## To be done
Carry on the passage about the self, the nought, and the look of the Thou, starting after its final sentence.

In the situation-in-which-we-find-ourselves, two zones can be delineated, the zone of the nought and zone of the other. The nought of the self is not confined to the enclosure of the knower, but is expansile. The zone of the nought is coextensive with the domain of my property, in which there is a simultaneous exercise of my sovereignty of having and the exclusion of the other’s having. Yet what paradoxically characterizes the zone of having is the progressive annihilation of forms, an emptying out and a rendering nought by the very act of having. In the “passive unauthentic self which has fallen prey to things,” new things enter into the zone of the nought and are devoured. There is a real consumption of goods. A new product, an automobile, resplendent in its autonomous form (and endowed, we shall see later, with certain magic properties by virtue of the mystery and remotion of its manufacture) is loved for the sake of its form — what characterizes an idolatrous desire for a new car is not the need of a means of getting from one place to another but a prime desire to have the car itself. If I can have that car, my life will be different, for my nothingness will be informed by the having of it. But possession turns out to be a gradual neutralization. Once it enters the zone of my nought, the car is emptied out and, instead of informing me, only participates in my nothingness. There is a dynamic quest for resplendent forms — in two separate moments: the assumption of identities (impersonations), and the consumption of goods (in order to be informed by them).

(2) The ambiguity of the Thou. The Thou is at once the source of my consciousness, the companion and co-celebrant of my discovery of being — and the sole threat to my unauthentic constitution of myself.

The Thou is different from the other forms around me in that, while it can be objectized and relegated to the order of the stable configuration, it tends under certain conditions (the stare) to escape symbolization and to recover its unique and indispensable role in the sustaining and validating of my consciousness. When Sartre instances the stare of another as the supreme aggression, he is uncovering but one of two extreme alternatives. The look is of the order of pure intersubjectivity without the mediation of the symbol, and if it can be hatred in the exposure of my impersonation, it can also be love in the communion of selves. The unique importunacy of the look of another, the guardianship which one exercises over one’s own look, and the urgent need to deal with the look of another, derive from a tacit recognition of the absolute character of the alternatives — a look can only be an aggression or a communion, nothing else. It is not formulable. In the exchange of stares everything is at stake. L’enfer c’est autrui. But so is heaven. My vulnerability before the look derives from the aboriginal triadic communion of consciousness. The Thou is the knower, the namer, the co-inspector with me of the common thing and the authority for its name. Whatever devious constitution of self I have been able to arrive at, whatever my “self-system,” my impersonation, it melts away before the steady gaze of another.

## Listed entries
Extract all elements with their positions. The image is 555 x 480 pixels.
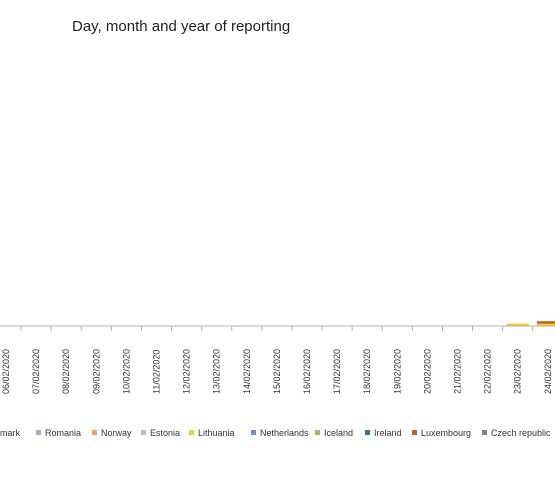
legend-swatch	[482, 430, 487, 435]
x-tick-label: 20/02/2020	[422, 349, 432, 394]
legend-swatch	[412, 430, 417, 435]
x-tick-label: 09/02/2020	[91, 349, 101, 394]
legend-label: Luxembourg	[421, 428, 472, 438]
x-tick-label: 06/02/2020	[1, 349, 11, 394]
legend-swatch	[92, 430, 97, 435]
x-tick-label: 13/02/2020	[212, 349, 222, 394]
bar-lithuania	[536, 323, 555, 326]
x-tick-label: 23/02/2020	[513, 349, 523, 394]
bar-lithuania	[506, 323, 529, 326]
legend-label: Ireland	[374, 428, 402, 438]
x-tick-label: 18/02/2020	[362, 349, 372, 394]
legend-item: Lithuania	[189, 428, 235, 438]
x-tick-label: 17/02/2020	[332, 349, 342, 394]
legend-swatch	[315, 430, 320, 435]
legend-swatch	[365, 430, 370, 435]
x-tick-label: 10/02/2020	[121, 349, 131, 394]
x-tick-label: 07/02/2020	[31, 349, 41, 394]
legend-label: Iceland	[324, 428, 354, 438]
legend-item: Czech republic	[482, 428, 551, 438]
x-tick-label: 19/02/2020	[392, 349, 402, 394]
legend-item: Netherlands	[251, 428, 309, 438]
legend-swatch	[189, 430, 194, 435]
bars-layer	[506, 321, 555, 326]
legend-item: Ireland	[365, 428, 402, 438]
legend-label: Czech republic	[491, 428, 551, 438]
x-axis: 06/02/2020 07/02/2020 08/02/2020 09/02/2020…	[0, 325, 555, 394]
x-tick-label: 15/02/2020	[272, 349, 282, 394]
legend-item: nmark	[0, 428, 20, 438]
legend-swatch	[36, 430, 41, 435]
legend-label: Netherlands	[260, 428, 309, 438]
x-tick-label: 16/02/2020	[302, 349, 312, 394]
x-tick-label: 21/02/2020	[453, 349, 463, 394]
legend-item: Estonia	[141, 428, 180, 438]
legend-label: Norway	[101, 428, 132, 438]
legend-item: Romania	[36, 428, 81, 438]
chart-title: Day, month and year of reporting	[72, 18, 291, 35]
legend-label: Lithuania	[198, 428, 235, 438]
x-tick-label: 14/02/2020	[242, 349, 252, 394]
legend-swatch	[251, 430, 256, 435]
x-tick-label: 22/02/2020	[483, 349, 493, 394]
legend-item: Iceland	[315, 428, 353, 438]
legend-item: Norway	[92, 428, 132, 438]
legend-label: Romania	[45, 428, 82, 438]
bar-luxembourg	[536, 321, 555, 324]
legend-swatch	[141, 430, 146, 435]
x-tick-label: 12/02/2020	[182, 349, 192, 394]
legend-label: Estonia	[150, 428, 181, 438]
x-tick-label: 08/02/2020	[61, 349, 71, 394]
legend: nmark Romania Norway Estonia Lithuania Nether…	[0, 428, 555, 442]
legend-label: nmark	[0, 428, 21, 438]
x-tick-label: 24/02/2020	[543, 349, 553, 394]
x-tick-label: 11/02/2020	[152, 350, 162, 394]
legend-item: Luxembourg	[412, 428, 471, 438]
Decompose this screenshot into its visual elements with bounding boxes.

## Task output
Sartre is surely mistaken in analyzing the source of my shame at being caught out in an unworthy performance by the look of another. It is the other’s objectizing me, he says, that makes me ashamed. I had been aware of myself as not strictly coinciding with what I am. But when he looks at me, “I am sitting like that ink pot on the table…my original fall is the existence of the other, and shame is, in the same way as pride, the becoming aware of myself as a nature.” But surely it is the other way around. What is revealed, as it seems to me, in the discovering look of another, is literally my unspeakableness (unformulability). To be taken for a nature, an ink pot, would be the purest happiness. No. I am exposed — as what? not as a something — as nothing, as that which unlike everything else in the world cannot be rendered darstellbar.

Who is the Thou that gazes at me? Whoever he may be and despite the importunacy of his gaze and the need at any cost to come to terms with it. I know one thing about him — he is an existent. However successfully I may have been able to objectize him, when he looks at me, his being escapes through his eyes. As Marcel says, it is of the nature of the other that he exists.

The Sartrean elevation of nothingness as the prime reality of the human existent, the awarding of priority to existence over essence, is perhaps a confusion of the psychological and the ontological orders, a mistaking of human being for the predicament of consciousness. When Matthieu stops in the middle of Pont Neuf and discovers his freedom in his nothingness—“Within me there is nothing, not even a wisp of smoke; there is no within. There is nothing. I am free”—he is after all only hypostasizing the unformulability of self. The telltale sign is his elation, his sense of having at last discovered his identity. He is something after all — Nothing! And in so doing, is he not committing the same impersonation which Sartre so severely condemns in others? If the structure of consciousness is intentional, to be of its essence directed toward the other, a being-towards, then the ontologizing of this self-unformulability as Nought is as perverse as any other impersonation — really a kind of inferior totemism.

Yet even Sartrean existentialism can only be edifying to the empirical mind. For whatever the sins of bad faith of an existentialism which postulates atheism, it has been able to recover that which the empiricist in his obsessive quest for reducibility and quantification has lost — the uniqueness of human being.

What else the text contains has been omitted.